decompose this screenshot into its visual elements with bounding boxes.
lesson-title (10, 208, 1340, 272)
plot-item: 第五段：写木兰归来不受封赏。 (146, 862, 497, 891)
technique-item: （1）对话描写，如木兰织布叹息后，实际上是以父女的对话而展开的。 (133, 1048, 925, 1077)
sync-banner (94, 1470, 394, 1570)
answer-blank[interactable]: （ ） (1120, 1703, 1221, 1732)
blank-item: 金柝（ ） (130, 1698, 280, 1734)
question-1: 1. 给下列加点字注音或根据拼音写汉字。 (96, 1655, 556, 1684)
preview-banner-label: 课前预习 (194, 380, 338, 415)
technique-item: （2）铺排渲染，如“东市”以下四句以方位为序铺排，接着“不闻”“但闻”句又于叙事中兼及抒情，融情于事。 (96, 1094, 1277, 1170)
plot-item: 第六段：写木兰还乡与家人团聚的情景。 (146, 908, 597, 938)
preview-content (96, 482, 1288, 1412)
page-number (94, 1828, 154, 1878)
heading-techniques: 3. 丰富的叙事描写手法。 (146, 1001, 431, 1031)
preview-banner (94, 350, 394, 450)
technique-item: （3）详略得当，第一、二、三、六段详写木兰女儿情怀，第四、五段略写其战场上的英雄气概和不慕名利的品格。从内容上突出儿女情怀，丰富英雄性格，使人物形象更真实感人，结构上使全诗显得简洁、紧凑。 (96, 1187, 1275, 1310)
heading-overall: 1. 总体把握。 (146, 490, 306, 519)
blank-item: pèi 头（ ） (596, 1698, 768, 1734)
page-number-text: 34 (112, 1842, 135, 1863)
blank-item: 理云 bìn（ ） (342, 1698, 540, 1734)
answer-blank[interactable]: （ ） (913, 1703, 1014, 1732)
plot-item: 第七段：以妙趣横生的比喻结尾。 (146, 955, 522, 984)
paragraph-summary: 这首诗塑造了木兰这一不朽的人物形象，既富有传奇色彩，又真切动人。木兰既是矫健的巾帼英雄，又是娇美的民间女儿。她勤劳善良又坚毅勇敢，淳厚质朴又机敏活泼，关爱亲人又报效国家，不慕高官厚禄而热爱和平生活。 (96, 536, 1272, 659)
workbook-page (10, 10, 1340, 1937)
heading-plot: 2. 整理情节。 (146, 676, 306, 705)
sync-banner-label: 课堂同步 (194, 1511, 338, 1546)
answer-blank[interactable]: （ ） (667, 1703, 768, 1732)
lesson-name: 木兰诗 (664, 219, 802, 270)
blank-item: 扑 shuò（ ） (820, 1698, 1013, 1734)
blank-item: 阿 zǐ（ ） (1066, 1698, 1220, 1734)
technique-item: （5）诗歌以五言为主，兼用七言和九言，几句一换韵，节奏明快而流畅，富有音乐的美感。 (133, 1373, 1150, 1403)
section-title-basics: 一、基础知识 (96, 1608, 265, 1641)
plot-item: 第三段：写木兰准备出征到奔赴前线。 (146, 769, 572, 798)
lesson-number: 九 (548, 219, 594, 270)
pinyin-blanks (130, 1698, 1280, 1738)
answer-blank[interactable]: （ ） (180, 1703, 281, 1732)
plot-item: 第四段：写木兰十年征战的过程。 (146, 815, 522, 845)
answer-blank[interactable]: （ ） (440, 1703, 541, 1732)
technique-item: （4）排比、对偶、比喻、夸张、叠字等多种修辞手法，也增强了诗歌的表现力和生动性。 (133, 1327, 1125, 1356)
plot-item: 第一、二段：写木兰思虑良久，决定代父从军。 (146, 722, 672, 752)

• **The request**: Repeat the listing above word for word, keeping every line in its original order.

• **The response**:
decompose this screenshot into its visual elements with bounding boxes.
lesson-title (10, 208, 1340, 272)
plot-item: 第五段：写木兰归来不受封赏。 (146, 862, 497, 891)
technique-item: （1）对话描写，如木兰织布叹息后，实际上是以父女的对话而展开的。 (133, 1048, 925, 1077)
sync-banner (94, 1470, 394, 1570)
answer-blank[interactable]: （ ） (1120, 1703, 1221, 1732)
blank-item: 金柝（ ） (130, 1698, 280, 1734)
question-1: 1. 给下列加点字注音或根据拼音写汉字。 (96, 1655, 556, 1684)
preview-banner-label: 课前预习 (194, 380, 338, 415)
technique-item: （2）铺排渲染，如“东市”以下四句以方位为序铺排，接着“不闻”“但闻”句又于叙事中兼及抒情，融情于事。 (96, 1094, 1277, 1170)
plot-item: 第六段：写木兰还乡与家人团聚的情景。 (146, 908, 597, 938)
preview-content (96, 482, 1288, 1412)
page-number (94, 1828, 154, 1878)
heading-techniques: 3. 丰富的叙事描写手法。 (146, 1001, 431, 1031)
preview-banner (94, 350, 394, 450)
technique-item: （3）详略得当，第一、二、三、六段详写木兰女儿情怀，第四、五段略写其战场上的英雄气概和不慕名利的品格。从内容上突出儿女情怀，丰富英雄性格，使人物形象更真实感人，结构上使全诗显得简洁、紧凑。 (96, 1187, 1275, 1310)
heading-overall: 1. 总体把握。 (146, 490, 306, 519)
blank-item: pèi 头（ ） (596, 1698, 768, 1734)
page-number-text: 34 (112, 1842, 135, 1863)
blank-item: 理云 bìn（ ） (342, 1698, 540, 1734)
answer-blank[interactable]: （ ） (913, 1703, 1014, 1732)
plot-item: 第七段：以妙趣横生的比喻结尾。 (146, 955, 522, 984)
paragraph-summary: 这首诗塑造了木兰这一不朽的人物形象，既富有传奇色彩，又真切动人。木兰既是矫健的巾帼英雄，又是娇美的民间女儿。她勤劳善良又坚毅勇敢，淳厚质朴又机敏活泼，关爱亲人又报效国家，不慕高官厚禄而热爱和平生活。 (96, 536, 1272, 659)
workbook-page (10, 10, 1340, 1937)
heading-plot: 2. 整理情节。 (146, 676, 306, 705)
sync-banner-label: 课堂同步 (194, 1511, 338, 1546)
answer-blank[interactable]: （ ） (667, 1703, 768, 1732)
lesson-name: 木兰诗 (664, 219, 802, 270)
blank-item: 扑 shuò（ ） (820, 1698, 1013, 1734)
blank-item: 阿 zǐ（ ） (1066, 1698, 1220, 1734)
technique-item: （5）诗歌以五言为主，兼用七言和九言，几句一换韵，节奏明快而流畅，富有音乐的美感。 (133, 1373, 1150, 1403)
section-title-basics: 一、基础知识 (96, 1608, 265, 1641)
plot-item: 第三段：写木兰准备出征到奔赴前线。 (146, 769, 572, 798)
lesson-number: 九 (548, 219, 594, 270)
pinyin-blanks (130, 1698, 1280, 1738)
answer-blank[interactable]: （ ） (180, 1703, 281, 1732)
plot-item: 第四段：写木兰十年征战的过程。 (146, 815, 522, 845)
answer-blank[interactable]: （ ） (440, 1703, 541, 1732)
technique-item: （4）排比、对偶、比喻、夸张、叠字等多种修辞手法，也增强了诗歌的表现力和生动性。 (133, 1327, 1125, 1356)
plot-item: 第一、二段：写木兰思虑良久，决定代父从军。 (146, 722, 672, 752)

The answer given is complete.